** Begin RECORDS TO USE **

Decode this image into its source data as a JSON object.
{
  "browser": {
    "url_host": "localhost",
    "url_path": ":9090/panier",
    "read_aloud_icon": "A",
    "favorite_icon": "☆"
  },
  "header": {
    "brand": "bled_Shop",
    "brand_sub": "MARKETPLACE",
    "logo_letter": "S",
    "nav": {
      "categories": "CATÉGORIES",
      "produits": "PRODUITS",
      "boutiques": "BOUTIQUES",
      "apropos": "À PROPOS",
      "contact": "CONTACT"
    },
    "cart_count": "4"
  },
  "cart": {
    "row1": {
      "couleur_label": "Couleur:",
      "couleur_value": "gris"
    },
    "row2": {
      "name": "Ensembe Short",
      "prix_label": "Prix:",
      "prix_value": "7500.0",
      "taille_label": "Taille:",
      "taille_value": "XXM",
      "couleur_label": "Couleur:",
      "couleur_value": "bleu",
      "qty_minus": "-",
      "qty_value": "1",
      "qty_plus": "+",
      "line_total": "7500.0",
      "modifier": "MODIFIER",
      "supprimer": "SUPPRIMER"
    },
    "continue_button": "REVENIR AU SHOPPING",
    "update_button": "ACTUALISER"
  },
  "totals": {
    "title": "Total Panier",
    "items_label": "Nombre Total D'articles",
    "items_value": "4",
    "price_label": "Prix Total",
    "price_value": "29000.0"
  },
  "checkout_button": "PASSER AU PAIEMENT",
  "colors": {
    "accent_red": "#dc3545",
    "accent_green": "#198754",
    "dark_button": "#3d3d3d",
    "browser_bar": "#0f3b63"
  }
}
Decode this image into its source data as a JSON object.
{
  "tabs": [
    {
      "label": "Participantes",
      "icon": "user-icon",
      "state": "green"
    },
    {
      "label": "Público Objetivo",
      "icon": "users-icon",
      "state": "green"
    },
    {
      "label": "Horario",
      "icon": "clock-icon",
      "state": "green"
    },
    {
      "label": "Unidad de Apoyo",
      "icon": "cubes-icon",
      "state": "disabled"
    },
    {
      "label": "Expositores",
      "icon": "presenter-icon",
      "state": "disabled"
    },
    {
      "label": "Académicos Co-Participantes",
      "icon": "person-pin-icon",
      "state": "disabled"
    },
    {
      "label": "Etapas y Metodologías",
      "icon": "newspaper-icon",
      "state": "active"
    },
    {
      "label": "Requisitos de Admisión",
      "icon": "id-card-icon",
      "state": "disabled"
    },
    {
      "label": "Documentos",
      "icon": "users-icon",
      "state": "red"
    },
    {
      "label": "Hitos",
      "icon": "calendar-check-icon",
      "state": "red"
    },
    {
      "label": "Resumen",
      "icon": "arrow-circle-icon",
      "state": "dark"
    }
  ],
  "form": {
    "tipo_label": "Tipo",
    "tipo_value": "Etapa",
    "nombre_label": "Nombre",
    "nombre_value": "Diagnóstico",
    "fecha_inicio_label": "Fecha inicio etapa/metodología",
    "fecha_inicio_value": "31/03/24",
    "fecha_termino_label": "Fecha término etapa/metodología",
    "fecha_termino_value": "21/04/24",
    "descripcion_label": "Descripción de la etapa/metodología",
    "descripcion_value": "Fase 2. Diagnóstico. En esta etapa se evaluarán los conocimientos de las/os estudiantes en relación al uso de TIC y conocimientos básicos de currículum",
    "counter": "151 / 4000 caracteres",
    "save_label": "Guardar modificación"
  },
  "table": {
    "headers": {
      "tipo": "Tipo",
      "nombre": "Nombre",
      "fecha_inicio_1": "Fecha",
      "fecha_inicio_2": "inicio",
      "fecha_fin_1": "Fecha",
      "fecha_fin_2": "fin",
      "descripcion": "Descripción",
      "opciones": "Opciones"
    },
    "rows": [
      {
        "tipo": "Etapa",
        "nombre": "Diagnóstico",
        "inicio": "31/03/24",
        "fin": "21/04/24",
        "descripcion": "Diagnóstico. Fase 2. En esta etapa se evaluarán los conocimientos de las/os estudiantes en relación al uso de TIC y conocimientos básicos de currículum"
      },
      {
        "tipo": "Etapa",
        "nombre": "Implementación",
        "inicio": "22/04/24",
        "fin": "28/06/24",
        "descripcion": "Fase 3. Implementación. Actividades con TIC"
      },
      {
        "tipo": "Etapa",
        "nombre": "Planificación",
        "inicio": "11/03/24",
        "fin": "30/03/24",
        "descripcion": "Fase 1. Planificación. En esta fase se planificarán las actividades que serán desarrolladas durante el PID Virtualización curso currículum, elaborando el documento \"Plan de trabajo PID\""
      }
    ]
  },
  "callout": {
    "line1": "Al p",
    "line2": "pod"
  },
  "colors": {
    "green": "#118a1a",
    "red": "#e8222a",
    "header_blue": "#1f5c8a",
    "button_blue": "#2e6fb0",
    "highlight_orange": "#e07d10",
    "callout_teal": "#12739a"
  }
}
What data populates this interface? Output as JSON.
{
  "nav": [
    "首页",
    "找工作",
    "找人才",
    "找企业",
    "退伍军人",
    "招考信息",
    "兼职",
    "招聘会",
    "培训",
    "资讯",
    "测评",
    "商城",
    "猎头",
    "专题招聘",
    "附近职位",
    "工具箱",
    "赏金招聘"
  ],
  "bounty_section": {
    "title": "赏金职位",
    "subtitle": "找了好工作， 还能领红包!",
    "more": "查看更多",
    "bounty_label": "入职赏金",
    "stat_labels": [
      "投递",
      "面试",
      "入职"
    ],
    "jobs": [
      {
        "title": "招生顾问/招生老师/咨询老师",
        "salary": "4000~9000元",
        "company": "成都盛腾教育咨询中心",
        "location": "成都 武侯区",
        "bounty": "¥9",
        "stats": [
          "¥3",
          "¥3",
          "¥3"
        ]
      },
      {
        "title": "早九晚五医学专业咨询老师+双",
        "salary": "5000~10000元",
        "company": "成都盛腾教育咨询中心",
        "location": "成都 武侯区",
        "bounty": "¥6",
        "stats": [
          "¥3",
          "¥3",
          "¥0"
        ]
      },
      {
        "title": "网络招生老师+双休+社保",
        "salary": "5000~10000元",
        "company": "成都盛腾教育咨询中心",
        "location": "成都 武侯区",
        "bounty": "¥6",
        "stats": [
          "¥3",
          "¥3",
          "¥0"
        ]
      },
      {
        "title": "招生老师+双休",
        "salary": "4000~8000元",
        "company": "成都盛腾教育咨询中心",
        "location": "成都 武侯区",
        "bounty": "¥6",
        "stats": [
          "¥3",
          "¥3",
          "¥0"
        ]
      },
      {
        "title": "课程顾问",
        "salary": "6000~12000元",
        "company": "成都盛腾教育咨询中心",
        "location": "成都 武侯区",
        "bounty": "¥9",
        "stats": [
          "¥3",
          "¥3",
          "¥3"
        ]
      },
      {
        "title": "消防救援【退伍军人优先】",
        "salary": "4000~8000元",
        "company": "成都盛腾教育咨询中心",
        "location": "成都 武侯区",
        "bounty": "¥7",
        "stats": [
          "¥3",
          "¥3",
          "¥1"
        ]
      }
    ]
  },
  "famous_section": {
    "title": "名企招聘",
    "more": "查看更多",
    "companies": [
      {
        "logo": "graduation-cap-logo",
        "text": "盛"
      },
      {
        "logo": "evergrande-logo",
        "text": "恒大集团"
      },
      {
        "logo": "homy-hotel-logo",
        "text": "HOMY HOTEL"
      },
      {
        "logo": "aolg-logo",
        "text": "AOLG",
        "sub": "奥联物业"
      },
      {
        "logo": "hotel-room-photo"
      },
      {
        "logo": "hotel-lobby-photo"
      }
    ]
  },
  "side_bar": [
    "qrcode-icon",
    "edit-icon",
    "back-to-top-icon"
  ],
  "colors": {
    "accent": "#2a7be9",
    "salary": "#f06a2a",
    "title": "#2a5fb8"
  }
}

** End RECORDS TO USE **

PROBLEM REQUIREMENTS ▸
Say how many lines contain the string "estudiantes", giving nothing but the count.

REPLY ▸
2